◆ **Soal 1**
Sebutkan semua produk budaya yang dicontohkan dalam kutipan tentang Disneyisasi.
◆ **Soal 2**
Tuliskan lanjutan kutipan tentang Disneyisasi, dimulai setelah kalimat terakhirnya.

◆ **Kutipan Teks**
* * *

Menurut Bryman (2004) "Disneyisasi" adalah mengubah suatu objek menjadi sesuatu yang dangkal atau sederhana. Penggunaan kata ini akan mengalihkan fokus diskusi ke produk budaya seperti dongeng, novel, dan skenario sejarah daripada ke bidang yang lebih luas seperti budaya, ekonomi, dan masyarakat. Dalam arti yang lebih luas, 'Disneyfication' dan 'Disneyfied' dapat digunakan untuk menggambarkan proses menghilangkan karakteristik sebenarnya dari tempat atau peristiwa nyata dan menjadikannya 'disanitasi'. Internasionalisasi prinsip tema taman hiburan Disney tersebut membuat budaya di seluruh dunia tumbuh dan semakin mirip. Kemiripan ini cenderung membuat perbedaan menjadi kabur – baik di dalam maupun di antara budaya lokal (Andrews & Ritzer, 2007).

* * *

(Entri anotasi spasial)
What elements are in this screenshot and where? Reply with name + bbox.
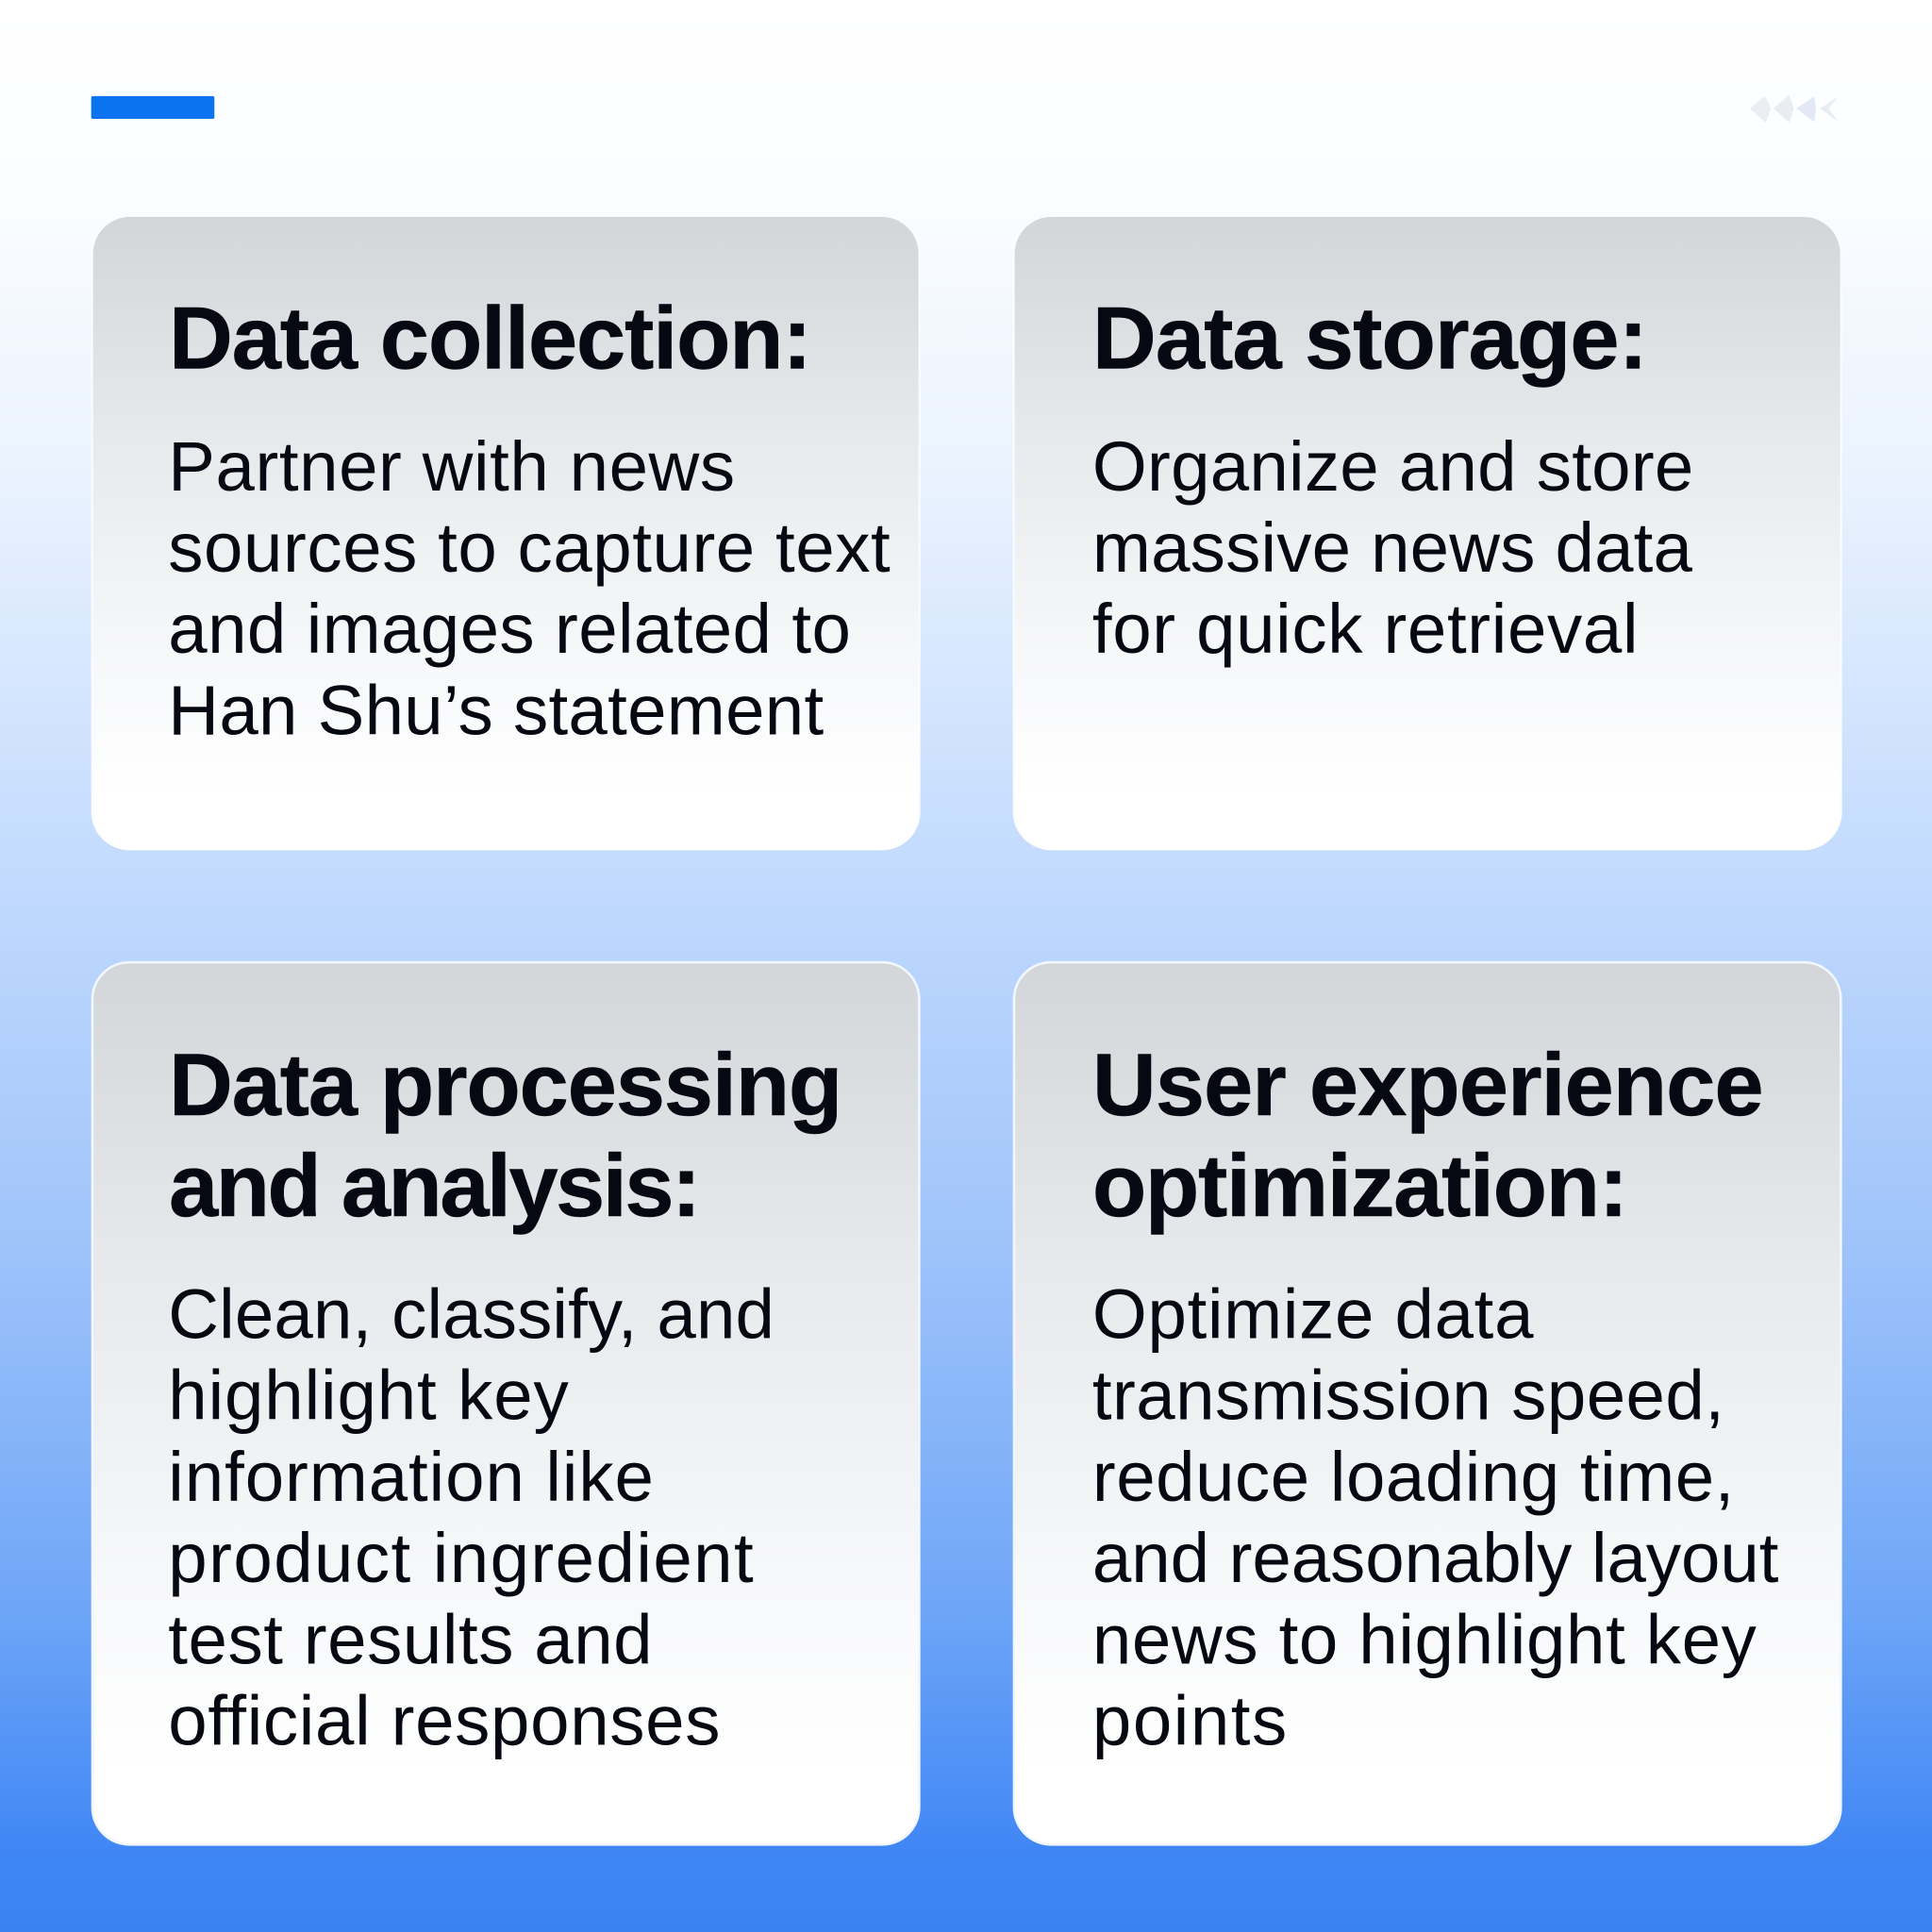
heading: user experience optimization — [1092, 1035, 1764, 1235]
heading: user experience optimization: optimization: — [1092, 1136, 1628, 1235]
text: data processing description: Clean, classify, and — [168, 1274, 774, 1353]
text: user experience description: and reasonably layout — [1092, 1519, 1779, 1597]
text: data processing description — [168, 1274, 774, 1759]
text: data storage description: Organize and store — [1092, 427, 1693, 506]
accent bar — [92, 96, 214, 119]
icon: faint chevrons — [1750, 95, 1839, 123]
heading: user experience optimization: User experience — [1092, 1035, 1764, 1134]
text: user experience description: news to highlight key — [1092, 1600, 1757, 1678]
text: data collection description: Partner with news — [168, 427, 735, 506]
text: data processing description: official responses — [168, 1681, 720, 1759]
text: user experience description — [1092, 1274, 1779, 1759]
heading: data collection: Data collection: — [169, 289, 812, 388]
text: data collection description — [168, 427, 891, 749]
text: data storage description: for quick retrieval — [1092, 590, 1638, 668]
text: data processing description: information like — [168, 1438, 654, 1516]
text: data collection description: Han Shu’s statement — [168, 671, 824, 749]
panel: user experience optimization — [1014, 962, 1840, 1844]
text: user experience description: points — [1092, 1681, 1287, 1759]
text: user experience description: reduce loading time, — [1092, 1438, 1734, 1516]
text: data processing description: highlight key — [168, 1357, 570, 1435]
text: user experience description: transmission speed, — [1092, 1357, 1724, 1435]
panel: data collection — [92, 217, 921, 850]
text: data processing description: product ingredient — [168, 1519, 754, 1597]
panel: data storage — [1013, 217, 1842, 850]
text: user experience description: Optimize data — [1092, 1274, 1534, 1353]
text: data collection description: and images related to — [168, 590, 851, 668]
text: data storage description: massive news data — [1092, 508, 1693, 587]
text: data collection description: sources to capture text — [168, 508, 891, 587]
heading: data storage: Data storage: — [1092, 289, 1648, 388]
panel: data processing and analysis — [92, 962, 919, 1844]
text: data storage description — [1092, 427, 1693, 668]
heading: data processing and analysis — [169, 1035, 842, 1235]
text: data processing description: test results and — [168, 1600, 653, 1678]
heading: data processing and analysis: Data processing — [169, 1035, 842, 1134]
heading: data processing and analysis: and analysis: — [169, 1136, 701, 1235]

* * *

◆ **Jawaban 1**
dongeng, novel, skenario sejarah

◆ **Jawaban 2**
Ada kata-kata kunci yang menarik mengenai Disneyization:

  1. Tema yang tidak terkait,
  2. Mengubah objek menjadi dangkal dan sederhana,
  3. Fokus pada produk (dongeng, novel, skenario) daripada budaya asli atau masyarakatnya
  4. Menghilangkan karakteristik asli dari tempat
  5. Membuat perbedaan menjadi kabur

Kata kunci ini kok rasanya cocok dengan fenomena yang sekarang terjadi di Lembang. Hari ini banyak taman wisata dengan tema suasana luar negeri, yang jelas tidak terkait secara historis atau budaya dengan Lembang itu sendiri. Rasanya agak aneh menghadirkan representasi suasana suatu negara yang nggak ada kaitannya dengan sejarah, budaya dan perkembangan daerah Lembang secara plek ketiplek dalam bentuk replika – kemudian akhirnya dikenal sebagai produk wisata Lembang ‘Lembang rasa Eropa’ atau ‘Lembang rasa Jepang’- mengalahkan potensi wisata asli daerah Lembang. Replika-replika bangunan berarsitektur negara asing ini juga membuat negara-negara yang direpresentasikan dipahami secara dangkal dan sederhana. Belanda cukup diidentikan dengan rumah kayu, kincir angin dan taman bunga warna-warni. Jepang cukup dihadirkan dalam dermaga oriental dan replika gerbang kuil. Padahal di negara asalnya bangunan-bangunan tersebut pasti lahir dari kearifan lokal budaya, masyarakat dan lingkungannya; bukan asal ada, asal indah dan asal-asal lainnya – apalagi hadir dan cuma dibuat untuk berfoto. Bahkan dari satu website yang saya baca, gerbang kuil ini di Jepang, negara asalnya memiliki nilai spiritual bagi kepercayaan masyarakat setempat. Ya kita bayangkan saja, kalau objek yang kita anggap sakral dihadirkan secara plek ketiplek hanya untuk properti berfoto.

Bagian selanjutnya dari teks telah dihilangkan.